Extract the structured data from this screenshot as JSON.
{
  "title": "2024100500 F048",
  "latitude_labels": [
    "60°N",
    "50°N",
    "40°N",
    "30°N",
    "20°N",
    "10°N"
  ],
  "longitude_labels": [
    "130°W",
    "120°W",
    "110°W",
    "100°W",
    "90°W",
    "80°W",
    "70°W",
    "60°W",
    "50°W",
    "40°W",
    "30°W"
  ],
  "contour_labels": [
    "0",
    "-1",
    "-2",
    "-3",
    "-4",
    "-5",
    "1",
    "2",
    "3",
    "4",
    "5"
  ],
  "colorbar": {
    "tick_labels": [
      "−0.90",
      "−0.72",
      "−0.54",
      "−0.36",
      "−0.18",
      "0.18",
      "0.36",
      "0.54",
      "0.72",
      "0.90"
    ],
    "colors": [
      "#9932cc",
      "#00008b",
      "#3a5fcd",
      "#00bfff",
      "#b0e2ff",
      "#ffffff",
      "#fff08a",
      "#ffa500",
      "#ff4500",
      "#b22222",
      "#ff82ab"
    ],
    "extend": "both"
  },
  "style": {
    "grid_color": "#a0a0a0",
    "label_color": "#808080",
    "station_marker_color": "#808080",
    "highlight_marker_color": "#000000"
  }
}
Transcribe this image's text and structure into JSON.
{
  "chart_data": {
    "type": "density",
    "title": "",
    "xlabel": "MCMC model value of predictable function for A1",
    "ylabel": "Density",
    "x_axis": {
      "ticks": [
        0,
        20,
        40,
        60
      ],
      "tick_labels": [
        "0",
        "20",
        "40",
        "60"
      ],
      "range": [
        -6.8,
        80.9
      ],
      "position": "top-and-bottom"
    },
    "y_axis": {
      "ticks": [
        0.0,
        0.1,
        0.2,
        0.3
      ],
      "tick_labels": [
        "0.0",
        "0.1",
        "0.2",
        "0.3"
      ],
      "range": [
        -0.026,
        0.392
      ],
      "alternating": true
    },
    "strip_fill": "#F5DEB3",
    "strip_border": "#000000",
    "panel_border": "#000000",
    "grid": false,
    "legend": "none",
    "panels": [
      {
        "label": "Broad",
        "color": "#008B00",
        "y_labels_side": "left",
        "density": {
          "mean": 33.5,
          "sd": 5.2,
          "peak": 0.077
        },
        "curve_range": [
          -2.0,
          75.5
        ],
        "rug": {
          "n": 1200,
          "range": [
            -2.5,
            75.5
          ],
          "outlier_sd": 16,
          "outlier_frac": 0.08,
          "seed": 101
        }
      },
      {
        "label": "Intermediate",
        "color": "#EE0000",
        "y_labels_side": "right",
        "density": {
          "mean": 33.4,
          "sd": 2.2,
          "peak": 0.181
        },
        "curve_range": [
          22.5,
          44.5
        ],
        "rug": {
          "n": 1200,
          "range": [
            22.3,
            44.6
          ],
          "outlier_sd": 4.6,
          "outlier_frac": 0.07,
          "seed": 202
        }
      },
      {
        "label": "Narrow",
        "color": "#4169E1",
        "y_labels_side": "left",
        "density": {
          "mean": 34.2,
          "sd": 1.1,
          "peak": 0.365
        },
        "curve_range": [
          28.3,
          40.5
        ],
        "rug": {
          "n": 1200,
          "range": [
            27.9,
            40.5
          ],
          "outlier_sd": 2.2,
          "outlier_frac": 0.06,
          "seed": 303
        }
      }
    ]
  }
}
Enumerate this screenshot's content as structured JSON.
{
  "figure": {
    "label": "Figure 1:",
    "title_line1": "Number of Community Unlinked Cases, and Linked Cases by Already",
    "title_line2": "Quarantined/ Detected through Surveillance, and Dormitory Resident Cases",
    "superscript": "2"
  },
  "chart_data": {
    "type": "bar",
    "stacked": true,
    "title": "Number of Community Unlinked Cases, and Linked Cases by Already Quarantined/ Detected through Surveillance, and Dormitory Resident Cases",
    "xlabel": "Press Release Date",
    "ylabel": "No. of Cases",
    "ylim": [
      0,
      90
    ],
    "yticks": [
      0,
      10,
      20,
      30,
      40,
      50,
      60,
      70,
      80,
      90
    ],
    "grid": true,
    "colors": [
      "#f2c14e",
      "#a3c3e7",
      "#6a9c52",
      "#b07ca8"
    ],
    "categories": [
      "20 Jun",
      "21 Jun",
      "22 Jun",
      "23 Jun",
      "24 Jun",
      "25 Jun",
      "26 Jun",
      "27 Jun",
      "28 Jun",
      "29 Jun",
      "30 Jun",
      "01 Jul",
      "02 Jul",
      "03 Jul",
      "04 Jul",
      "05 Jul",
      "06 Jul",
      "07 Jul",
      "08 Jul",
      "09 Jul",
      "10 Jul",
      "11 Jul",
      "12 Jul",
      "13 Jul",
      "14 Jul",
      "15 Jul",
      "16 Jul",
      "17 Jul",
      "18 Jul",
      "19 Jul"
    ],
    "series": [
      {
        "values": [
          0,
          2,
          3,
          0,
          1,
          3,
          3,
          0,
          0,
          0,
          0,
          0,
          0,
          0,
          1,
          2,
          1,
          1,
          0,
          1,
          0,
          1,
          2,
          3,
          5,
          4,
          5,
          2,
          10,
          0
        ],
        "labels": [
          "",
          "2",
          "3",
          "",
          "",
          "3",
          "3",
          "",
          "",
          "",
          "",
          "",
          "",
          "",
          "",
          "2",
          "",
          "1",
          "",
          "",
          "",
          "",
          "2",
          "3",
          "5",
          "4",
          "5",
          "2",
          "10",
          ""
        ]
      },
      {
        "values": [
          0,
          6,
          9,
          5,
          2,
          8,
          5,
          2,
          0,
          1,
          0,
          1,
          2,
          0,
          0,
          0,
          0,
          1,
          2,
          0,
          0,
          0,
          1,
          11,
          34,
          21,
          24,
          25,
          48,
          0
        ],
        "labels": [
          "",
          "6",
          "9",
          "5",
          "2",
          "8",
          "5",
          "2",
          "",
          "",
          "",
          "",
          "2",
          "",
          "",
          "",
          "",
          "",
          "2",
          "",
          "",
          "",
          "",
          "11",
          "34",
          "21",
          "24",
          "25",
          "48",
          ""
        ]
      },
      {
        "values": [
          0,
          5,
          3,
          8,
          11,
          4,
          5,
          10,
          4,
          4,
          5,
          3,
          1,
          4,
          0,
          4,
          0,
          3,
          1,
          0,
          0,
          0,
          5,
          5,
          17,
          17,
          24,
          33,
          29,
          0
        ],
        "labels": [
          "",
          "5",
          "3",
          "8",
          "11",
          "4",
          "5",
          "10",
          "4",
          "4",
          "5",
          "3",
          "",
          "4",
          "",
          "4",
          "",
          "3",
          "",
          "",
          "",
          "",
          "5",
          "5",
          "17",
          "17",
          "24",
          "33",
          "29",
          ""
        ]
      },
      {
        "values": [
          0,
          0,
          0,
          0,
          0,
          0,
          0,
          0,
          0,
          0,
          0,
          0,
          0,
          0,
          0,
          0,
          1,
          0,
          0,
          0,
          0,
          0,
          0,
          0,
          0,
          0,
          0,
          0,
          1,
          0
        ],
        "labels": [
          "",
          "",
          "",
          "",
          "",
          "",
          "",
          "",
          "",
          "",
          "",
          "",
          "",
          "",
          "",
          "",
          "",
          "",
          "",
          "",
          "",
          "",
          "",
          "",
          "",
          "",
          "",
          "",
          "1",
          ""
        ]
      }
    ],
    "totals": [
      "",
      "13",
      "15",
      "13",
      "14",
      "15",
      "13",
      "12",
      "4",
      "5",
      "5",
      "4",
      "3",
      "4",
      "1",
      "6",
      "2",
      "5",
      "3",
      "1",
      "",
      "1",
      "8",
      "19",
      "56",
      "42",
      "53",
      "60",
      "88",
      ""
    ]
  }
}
- - - -
• [Given task]: Your task is to reproduce all of the records exactly.

• [Solution for this exercise]:
Extract the structured data from this screenshot as JSON.
{
  "title": "2024100500 F048",
  "latitude_labels": [
    "60°N",
    "50°N",
    "40°N",
    "30°N",
    "20°N",
    "10°N"
  ],
  "longitude_labels": [
    "130°W",
    "120°W",
    "110°W",
    "100°W",
    "90°W",
    "80°W",
    "70°W",
    "60°W",
    "50°W",
    "40°W",
    "30°W"
  ],
  "contour_labels": [
    "0",
    "-1",
    "-2",
    "-3",
    "-4",
    "-5",
    "1",
    "2",
    "3",
    "4",
    "5"
  ],
  "colorbar": {
    "tick_labels": [
      "−0.90",
      "−0.72",
      "−0.54",
      "−0.36",
      "−0.18",
      "0.18",
      "0.36",
      "0.54",
      "0.72",
      "0.90"
    ],
    "colors": [
      "#9932cc",
      "#00008b",
      "#3a5fcd",
      "#00bfff",
      "#b0e2ff",
      "#ffffff",
      "#fff08a",
      "#ffa500",
      "#ff4500",
      "#b22222",
      "#ff82ab"
    ],
    "extend": "both"
  },
  "style": {
    "grid_color": "#a0a0a0",
    "label_color": "#808080",
    "station_marker_color": "#808080",
    "highlight_marker_color": "#000000"
  }
}
Transcribe this image's text and structure into JSON.
{
  "chart_data": {
    "type": "density",
    "title": "",
    "xlabel": "MCMC model value of predictable function for A1",
    "ylabel": "Density",
    "x_axis": {
      "ticks": [
        0,
        20,
        40,
        60
      ],
      "tick_labels": [
        "0",
        "20",
        "40",
        "60"
      ],
      "range": [
        -6.8,
        80.9
      ],
      "position": "top-and-bottom"
    },
    "y_axis": {
      "ticks": [
        0.0,
        0.1,
        0.2,
        0.3
      ],
      "tick_labels": [
        "0.0",
        "0.1",
        "0.2",
        "0.3"
      ],
      "range": [
        -0.026,
        0.392
      ],
      "alternating": true
    },
    "strip_fill": "#F5DEB3",
    "strip_border": "#000000",
    "panel_border": "#000000",
    "grid": false,
    "legend": "none",
    "panels": [
      {
        "label": "Broad",
        "color": "#008B00",
        "y_labels_side": "left",
        "density": {
          "mean": 33.5,
          "sd": 5.2,
          "peak": 0.077
        },
        "curve_range": [
          -2.0,
          75.5
        ],
        "rug": {
          "n": 1200,
          "range": [
            -2.5,
            75.5
          ],
          "outlier_sd": 16,
          "outlier_frac": 0.08,
          "seed": 101
        }
      },
      {
        "label": "Intermediate",
        "color": "#EE0000",
        "y_labels_side": "right",
        "density": {
          "mean": 33.4,
          "sd": 2.2,
          "peak": 0.181
        },
        "curve_range": [
          22.5,
          44.5
        ],
        "rug": {
          "n": 1200,
          "range": [
            22.3,
            44.6
          ],
          "outlier_sd": 4.6,
          "outlier_frac": 0.07,
          "seed": 202
        }
      },
      {
        "label": "Narrow",
        "color": "#4169E1",
        "y_labels_side": "left",
        "density": {
          "mean": 34.2,
          "sd": 1.1,
          "peak": 0.365
        },
        "curve_range": [
          28.3,
          40.5
        ],
        "rug": {
          "n": 1200,
          "range": [
            27.9,
            40.5
          ],
          "outlier_sd": 2.2,
          "outlier_frac": 0.06,
          "seed": 303
        }
      }
    ]
  }
}
Enumerate this screenshot's content as structured JSON.
{
  "figure": {
    "label": "Figure 1:",
    "title_line1": "Number of Community Unlinked Cases, and Linked Cases by Already",
    "title_line2": "Quarantined/ Detected through Surveillance, and Dormitory Resident Cases",
    "superscript": "2"
  },
  "chart_data": {
    "type": "bar",
    "stacked": true,
    "title": "Number of Community Unlinked Cases, and Linked Cases by Already Quarantined/ Detected through Surveillance, and Dormitory Resident Cases",
    "xlabel": "Press Release Date",
    "ylabel": "No. of Cases",
    "ylim": [
      0,
      90
    ],
    "yticks": [
      0,
      10,
      20,
      30,
      40,
      50,
      60,
      70,
      80,
      90
    ],
    "grid": true,
    "colors": [
      "#f2c14e",
      "#a3c3e7",
      "#6a9c52",
      "#b07ca8"
    ],
    "categories": [
      "20 Jun",
      "21 Jun",
      "22 Jun",
      "23 Jun",
      "24 Jun",
      "25 Jun",
      "26 Jun",
      "27 Jun",
      "28 Jun",
      "29 Jun",
      "30 Jun",
      "01 Jul",
      "02 Jul",
      "03 Jul",
      "04 Jul",
      "05 Jul",
      "06 Jul",
      "07 Jul",
      "08 Jul",
      "09 Jul",
      "10 Jul",
      "11 Jul",
      "12 Jul",
      "13 Jul",
      "14 Jul",
      "15 Jul",
      "16 Jul",
      "17 Jul",
      "18 Jul",
      "19 Jul"
    ],
    "series": [
      {
        "values": [
          0,
          2,
          3,
          0,
          1,
          3,
          3,
          0,
          0,
          0,
          0,
          0,
          0,
          0,
          1,
          2,
          1,
          1,
          0,
          1,
          0,
          1,
          2,
          3,
          5,
          4,
          5,
          2,
          10,
          0
        ],
        "labels": [
          "",
          "2",
          "3",
          "",
          "",
          "3",
          "3",
          "",
          "",
          "",
          "",
          "",
          "",
          "",
          "",
          "2",
          "",
          "1",
          "",
          "",
          "",
          "",
          "2",
          "3",
          "5",
          "4",
          "5",
          "2",
          "10",
          ""
        ]
      },
      {
        "values": [
          0,
          6,
          9,
          5,
          2,
          8,
          5,
          2,
          0,
          1,
          0,
          1,
          2,
          0,
          0,
          0,
          0,
          1,
          2,
          0,
          0,
          0,
          1,
          11,
          34,
          21,
          24,
          25,
          48,
          0
        ],
        "labels": [
          "",
          "6",
          "9",
          "5",
          "2",
          "8",
          "5",
          "2",
          "",
          "",
          "",
          "",
          "2",
          "",
          "",
          "",
          "",
          "",
          "2",
          "",
          "",
          "",
          "",
          "11",
          "34",
          "21",
          "24",
          "25",
          "48",
          ""
        ]
      },
      {
        "values": [
          0,
          5,
          3,
          8,
          11,
          4,
          5,
          10,
          4,
          4,
          5,
          3,
          1,
          4,
          0,
          4,
          0,
          3,
          1,
          0,
          0,
          0,
          5,
          5,
          17,
          17,
          24,
          33,
          29,
          0
        ],
        "labels": [
          "",
          "5",
          "3",
          "8",
          "11",
          "4",
          "5",
          "10",
          "4",
          "4",
          "5",
          "3",
          "",
          "4",
          "",
          "4",
          "",
          "3",
          "",
          "",
          "",
          "",
          "5",
          "5",
          "17",
          "17",
          "24",
          "33",
          "29",
          ""
        ]
      },
      {
        "values": [
          0,
          0,
          0,
          0,
          0,
          0,
          0,
          0,
          0,
          0,
          0,
          0,
          0,
          0,
          0,
          0,
          1,
          0,
          0,
          0,
          0,
          0,
          0,
          0,
          0,
          0,
          0,
          0,
          1,
          0
        ],
        "labels": [
          "",
          "",
          "",
          "",
          "",
          "",
          "",
          "",
          "",
          "",
          "",
          "",
          "",
          "",
          "",
          "",
          "",
          "",
          "",
          "",
          "",
          "",
          "",
          "",
          "",
          "",
          "",
          "",
          "1",
          ""
        ]
      }
    ],
    "totals": [
      "",
      "13",
      "15",
      "13",
      "14",
      "15",
      "13",
      "12",
      "4",
      "5",
      "5",
      "4",
      "3",
      "4",
      "1",
      "6",
      "2",
      "5",
      "3",
      "1",
      "",
      "1",
      "8",
      "19",
      "56",
      "42",
      "53",
      "60",
      "88",
      ""
    ]
  }
}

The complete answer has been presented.